CONSIGNE — Modifiez toutes les lignes ci-dessous en remplaçant chaque occurrence de « language-line » par « language-row », sans rien changer d'autre. Ne reprenez pas les images dans la réponse.

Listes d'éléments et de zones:
———

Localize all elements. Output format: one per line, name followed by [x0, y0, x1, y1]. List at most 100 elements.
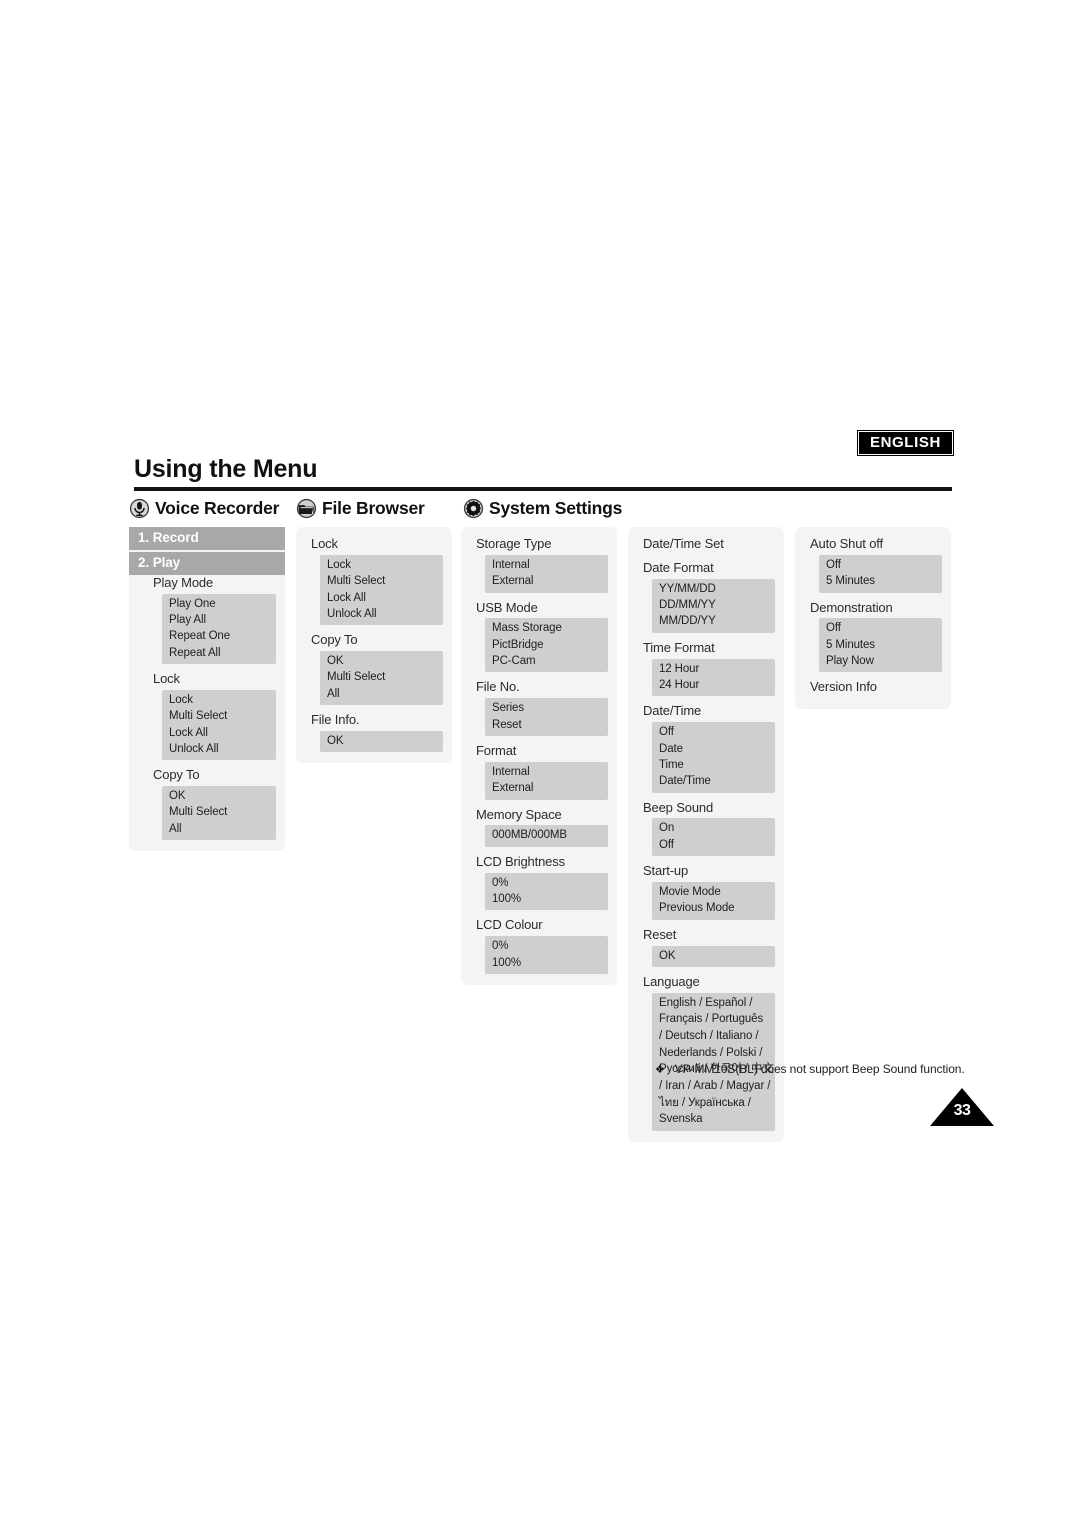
- menu-group-label: Date/Time: [643, 703, 702, 719]
- menu-option[interactable]: 100%: [485, 955, 608, 971]
- panel-system-settings-column-1: Storage Type Internal External USB Mode …: [461, 527, 617, 985]
- language-line[interactable]: Nederlands / Polski /: [652, 1045, 775, 1062]
- menu-option[interactable]: Repeat All: [162, 645, 276, 661]
- language-line[interactable]: / Deutsch / Italiano /: [652, 1028, 775, 1045]
- language-line[interactable]: Français / Português: [652, 1011, 775, 1028]
- menu-option[interactable]: Off: [819, 620, 942, 636]
- menu-option[interactable]: Lock: [320, 557, 443, 573]
- menu-option[interactable]: Movie Mode: [652, 884, 775, 900]
- menu-group-label: Storage Type: [476, 536, 552, 551]
- menu-group: Date Format YY/MM/DD DD/MM/YY MM/DD/YY: [643, 560, 775, 633]
- menu-group-label: Version Info: [810, 679, 877, 695]
- menu-option[interactable]: 100%: [485, 891, 608, 907]
- menu-group: File Info. OK: [311, 712, 443, 753]
- menu-option-list: 12 Hour 24 Hour: [652, 658, 775, 697]
- menu-option[interactable]: 0%: [485, 875, 608, 891]
- menu-option[interactable]: Date/Time: [652, 773, 775, 789]
- menu-option[interactable]: Play Now: [819, 653, 942, 669]
- menu-option[interactable]: Repeat One: [162, 628, 276, 644]
- menu-row-record[interactable]: 1. Record: [129, 527, 285, 550]
- menu-option[interactable]: 24 Hour: [652, 677, 775, 693]
- menu-row-play[interactable]: 2. Play: [129, 551, 285, 575]
- menu-option[interactable]: 12 Hour: [652, 661, 775, 677]
- menu-option: 000MB/000MB: [492, 829, 567, 842]
- language-line[interactable]: Svenska: [652, 1111, 775, 1128]
- menu-option[interactable]: YY/MM/DD: [652, 581, 775, 597]
- menu-option[interactable]: Multi Select: [320, 573, 443, 589]
- menu-option[interactable]: Lock All: [320, 590, 443, 606]
- menu-option[interactable]: Mass Storage: [485, 620, 608, 636]
- menu-option[interactable]: Off: [652, 724, 775, 740]
- menu-option-list: Internal External: [485, 554, 608, 593]
- menu-option[interactable]: OK: [652, 948, 775, 964]
- menu-option[interactable]: Time: [652, 757, 775, 773]
- menu-option[interactable]: Series: [485, 700, 608, 716]
- menu-option[interactable]: On: [652, 820, 775, 836]
- menu-option[interactable]: PC-Cam: [485, 653, 608, 669]
- section-header-file-browser: File Browser: [296, 498, 425, 519]
- menu-option[interactable]: Previous Mode: [652, 900, 775, 916]
- language-line[interactable]: English / Español /: [652, 995, 775, 1012]
- menu-option[interactable]: 5 Minutes: [819, 637, 942, 653]
- menu-option-list: On Off: [652, 818, 775, 857]
- manual-page: ENGLISH Using the Menu Voice Recorder Fi…: [0, 0, 1080, 1527]
- menu-option[interactable]: All: [320, 686, 443, 702]
- menu-group: Version Info: [810, 679, 942, 696]
- menu-group: Memory Space 000MB/000MB: [476, 807, 608, 847]
- menu-option[interactable]: All: [162, 821, 276, 837]
- menu-option[interactable]: MM/DD/YY: [652, 613, 775, 629]
- menu-group: Play Mode Play One Play All Repeat One R…: [129, 574, 285, 665]
- menu-option[interactable]: Off: [652, 837, 775, 853]
- menu-option[interactable]: OK: [162, 788, 276, 804]
- menu-option[interactable]: DD/MM/YY: [652, 597, 775, 613]
- section-header-voice-recorder: Voice Recorder: [129, 498, 279, 519]
- menu-group-label: Beep Sound: [643, 799, 714, 815]
- menu-option[interactable]: Play All: [162, 612, 276, 628]
- menu-group-label: Demonstration: [810, 599, 893, 615]
- menu-option[interactable]: Play One: [162, 596, 276, 612]
- section-label: System Settings: [489, 498, 623, 518]
- gear-icon: [463, 498, 484, 519]
- menu-option-list: Off 5 Minutes: [819, 554, 942, 593]
- menu-option[interactable]: Multi Select: [320, 669, 443, 685]
- menu-group-label: Play Mode: [153, 574, 214, 590]
- menu-group: Language English / Español / Français / …: [643, 974, 775, 1132]
- menu-group: Format Internal External: [476, 743, 608, 800]
- menu-group-label: LCD Brightness: [476, 853, 565, 869]
- menu-option[interactable]: Multi Select: [162, 708, 276, 724]
- language-line[interactable]: ไทย / Українська /: [652, 1095, 775, 1112]
- menu-option[interactable]: External: [485, 573, 608, 589]
- menu-group: Storage Type Internal External: [476, 536, 608, 593]
- page-number-badge: 33: [930, 1088, 994, 1126]
- menu-option[interactable]: OK: [320, 733, 443, 749]
- menu-group: Lock Lock Multi Select Lock All Unlock A…: [129, 671, 285, 761]
- menu-option[interactable]: Off: [819, 557, 942, 573]
- menu-option-list: 0% 100%: [485, 936, 608, 974]
- menu-option-list: OK Multi Select All: [162, 786, 276, 841]
- menu-group-label: Auto Shut off: [810, 536, 883, 551]
- menu-option[interactable]: Internal: [485, 557, 608, 573]
- menu-option-list: Lock Multi Select Lock All Unlock All: [162, 689, 276, 761]
- menu-option[interactable]: Internal: [485, 764, 608, 780]
- menu-option[interactable]: Unlock All: [162, 741, 276, 757]
- menu-option[interactable]: Lock All: [162, 725, 276, 741]
- menu-option-list: Movie Mode Previous Mode: [652, 881, 775, 920]
- menu-group-label: Date/Time Set: [643, 536, 724, 551]
- menu-group-label: USB Mode: [476, 599, 538, 615]
- menu-option[interactable]: 5 Minutes: [819, 573, 942, 589]
- menu-option[interactable]: Multi Select: [162, 804, 276, 820]
- menu-option[interactable]: Reset: [485, 717, 608, 733]
- menu-option[interactable]: Unlock All: [320, 606, 443, 622]
- menu-option[interactable]: Lock: [162, 692, 276, 708]
- menu-option[interactable]: Date: [652, 741, 775, 757]
- menu-option-list: Play One Play All Repeat One Repeat All: [162, 593, 276, 665]
- language-line[interactable]: / Iran / Arab / Magyar /: [652, 1078, 775, 1095]
- menu-option[interactable]: OK: [320, 653, 443, 669]
- panel-system-settings-column-3: Auto Shut off Off 5 Minutes Demonstratio…: [795, 527, 951, 710]
- menu-option[interactable]: External: [485, 780, 608, 796]
- menu-option[interactable]: 0%: [485, 938, 608, 954]
- menu-group-label: Copy To: [153, 767, 200, 783]
- language-badge: ENGLISH: [857, 430, 954, 456]
- menu-option[interactable]: PictBridge: [485, 637, 608, 653]
- menu-group-label: Lock: [153, 671, 180, 687]
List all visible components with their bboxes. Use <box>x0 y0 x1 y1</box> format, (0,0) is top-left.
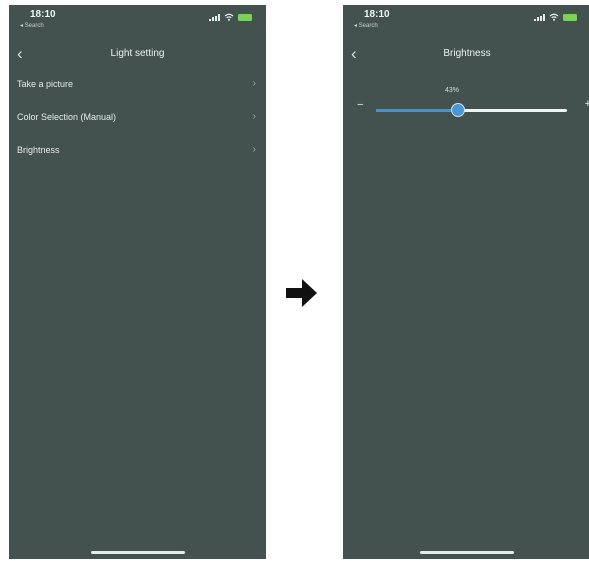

———

CORRIGÉ —
Localize all elements. Output format: one per line, name followed by [x0, y0, x1, y1]. List at most 100 elements.
- menu-group-label: Date/Time: [643, 703, 702, 719]
- menu-option[interactable]: 100%: [485, 955, 608, 971]
- panel-system-settings-column-1: Storage Type Internal External USB Mode …: [461, 527, 617, 985]
- language-row[interactable]: Nederlands / Polski /: [652, 1045, 775, 1062]
- menu-option[interactable]: Repeat All: [162, 645, 276, 661]
- language-row[interactable]: / Deutsch / Italiano /: [652, 1028, 775, 1045]
- language-row[interactable]: Français / Português: [652, 1011, 775, 1028]
- menu-option[interactable]: Off: [819, 620, 942, 636]
- menu-option[interactable]: Lock: [320, 557, 443, 573]
- menu-option[interactable]: Movie Mode: [652, 884, 775, 900]
- menu-group-label: Storage Type: [476, 536, 552, 551]
- menu-group: Date Format YY/MM/DD DD/MM/YY MM/DD/YY: [643, 560, 775, 633]
- menu-group-label: Version Info: [810, 679, 877, 695]
- menu-option[interactable]: 100%: [485, 891, 608, 907]
- menu-group: File Info. OK: [311, 712, 443, 753]
- menu-option-list: 12 Hour 24 Hour: [652, 658, 775, 697]
- menu-option[interactable]: 0%: [485, 875, 608, 891]
- menu-option[interactable]: Date/Time: [652, 773, 775, 789]
- menu-option[interactable]: Play Now: [819, 653, 942, 669]
- menu-option[interactable]: Repeat One: [162, 628, 276, 644]
- menu-row-record[interactable]: 1. Record: [129, 527, 285, 550]
- menu-option[interactable]: 24 Hour: [652, 677, 775, 693]
- menu-row-play[interactable]: 2. Play: [129, 551, 285, 575]
- menu-option[interactable]: 12 Hour: [652, 661, 775, 677]
- menu-option: 000MB/000MB: [492, 829, 567, 842]
- language-row[interactable]: Svenska: [652, 1111, 775, 1128]
- menu-option[interactable]: YY/MM/DD: [652, 581, 775, 597]
- menu-option[interactable]: Multi Select: [320, 573, 443, 589]
- menu-option[interactable]: Lock All: [320, 590, 443, 606]
- menu-option[interactable]: Mass Storage: [485, 620, 608, 636]
- menu-option[interactable]: Off: [652, 724, 775, 740]
- menu-option-list: Internal External: [485, 554, 608, 593]
- menu-option[interactable]: OK: [652, 948, 775, 964]
- menu-option[interactable]: Time: [652, 757, 775, 773]
- menu-option[interactable]: Series: [485, 700, 608, 716]
- menu-option[interactable]: On: [652, 820, 775, 836]
- menu-option[interactable]: PC-Cam: [485, 653, 608, 669]
- section-header-file-browser: File Browser: [296, 498, 425, 519]
- menu-option[interactable]: Previous Mode: [652, 900, 775, 916]
- language-row[interactable]: English / Español /: [652, 995, 775, 1012]
- menu-option[interactable]: 5 Minutes: [819, 637, 942, 653]
- menu-option-list: On Off: [652, 818, 775, 857]
- manual-page: ENGLISH Using the Menu Voice Recorder Fi…: [0, 0, 1080, 1527]
- menu-option[interactable]: All: [320, 686, 443, 702]
- menu-group: Version Info: [810, 679, 942, 696]
- menu-group: Memory Space 000MB/000MB: [476, 807, 608, 847]
- menu-option[interactable]: All: [162, 821, 276, 837]
- menu-option[interactable]: MM/DD/YY: [652, 613, 775, 629]
- menu-group: Play Mode Play One Play All Repeat One R…: [129, 574, 285, 665]
- menu-option[interactable]: Off: [652, 837, 775, 853]
- menu-option[interactable]: OK: [162, 788, 276, 804]
- menu-option[interactable]: DD/MM/YY: [652, 597, 775, 613]
- section-header-voice-recorder: Voice Recorder: [129, 498, 279, 519]
- menu-group-label: Beep Sound: [643, 799, 714, 815]
- menu-option[interactable]: Play All: [162, 612, 276, 628]
- menu-group-label: Demonstration: [810, 599, 893, 615]
- menu-option[interactable]: Play One: [162, 596, 276, 612]
- section-label: System Settings: [489, 498, 623, 518]
- gear-icon: [463, 498, 484, 519]
- menu-option-list: Off 5 Minutes: [819, 554, 942, 593]
- menu-option[interactable]: Multi Select: [320, 669, 443, 685]
- menu-group-label: Play Mode: [153, 574, 214, 590]
- menu-group: Language English / Español / Français / …: [643, 974, 775, 1132]
- menu-group: Format Internal External: [476, 743, 608, 800]
- menu-group-label: LCD Brightness: [476, 853, 565, 869]
- menu-option[interactable]: Multi Select: [162, 708, 276, 724]
- language-row[interactable]: ไทย / Українська /: [652, 1095, 775, 1112]
- menu-option[interactable]: External: [485, 573, 608, 589]
- menu-group: Storage Type Internal External: [476, 536, 608, 593]
- page-number-badge: 33: [930, 1088, 994, 1126]
- menu-option[interactable]: OK: [320, 733, 443, 749]
- menu-group: Lock Lock Multi Select Lock All Unlock A…: [129, 671, 285, 761]
- menu-option[interactable]: Off: [819, 557, 942, 573]
- menu-option-list: 0% 100%: [485, 936, 608, 974]
- menu-option-list: OK Multi Select All: [162, 786, 276, 841]
- menu-group-label: Auto Shut off: [810, 536, 883, 551]
- menu-option[interactable]: Internal: [485, 557, 608, 573]
- menu-option-list: Lock Multi Select Lock All Unlock All: [162, 689, 276, 761]
- menu-option[interactable]: Internal: [485, 764, 608, 780]
- menu-option[interactable]: Unlock All: [162, 741, 276, 757]
- menu-option[interactable]: Lock All: [162, 725, 276, 741]
- menu-option-list: Movie Mode Previous Mode: [652, 881, 775, 920]
- menu-group-label: Date/Time Set: [643, 536, 724, 551]
- menu-group-label: USB Mode: [476, 599, 538, 615]
- menu-option[interactable]: 5 Minutes: [819, 573, 942, 589]
- menu-option[interactable]: Multi Select: [162, 804, 276, 820]
- menu-option[interactable]: Reset: [485, 717, 608, 733]
- menu-option[interactable]: Unlock All: [320, 606, 443, 622]
- menu-option[interactable]: Lock: [162, 692, 276, 708]
- menu-option[interactable]: Date: [652, 741, 775, 757]
- menu-option-list: Play One Play All Repeat One Repeat All: [162, 593, 276, 665]
- language-row[interactable]: / Iran / Arab / Magyar /: [652, 1078, 775, 1095]
- menu-option[interactable]: OK: [320, 653, 443, 669]
- panel-system-settings-column-3: Auto Shut off Off 5 Minutes Demonstratio…: [795, 527, 951, 710]
- menu-option[interactable]: External: [485, 780, 608, 796]
- menu-option[interactable]: 0%: [485, 938, 608, 954]
- menu-group-label: Copy To: [153, 767, 200, 783]
- language-badge: ENGLISH: [857, 430, 954, 456]
- menu-option[interactable]: PictBridge: [485, 637, 608, 653]
- menu-group-label: Lock: [153, 671, 180, 687]
List all visible components with their bboxes. Use <box>x0 y0 x1 y1</box> format, (0,0) is top-left.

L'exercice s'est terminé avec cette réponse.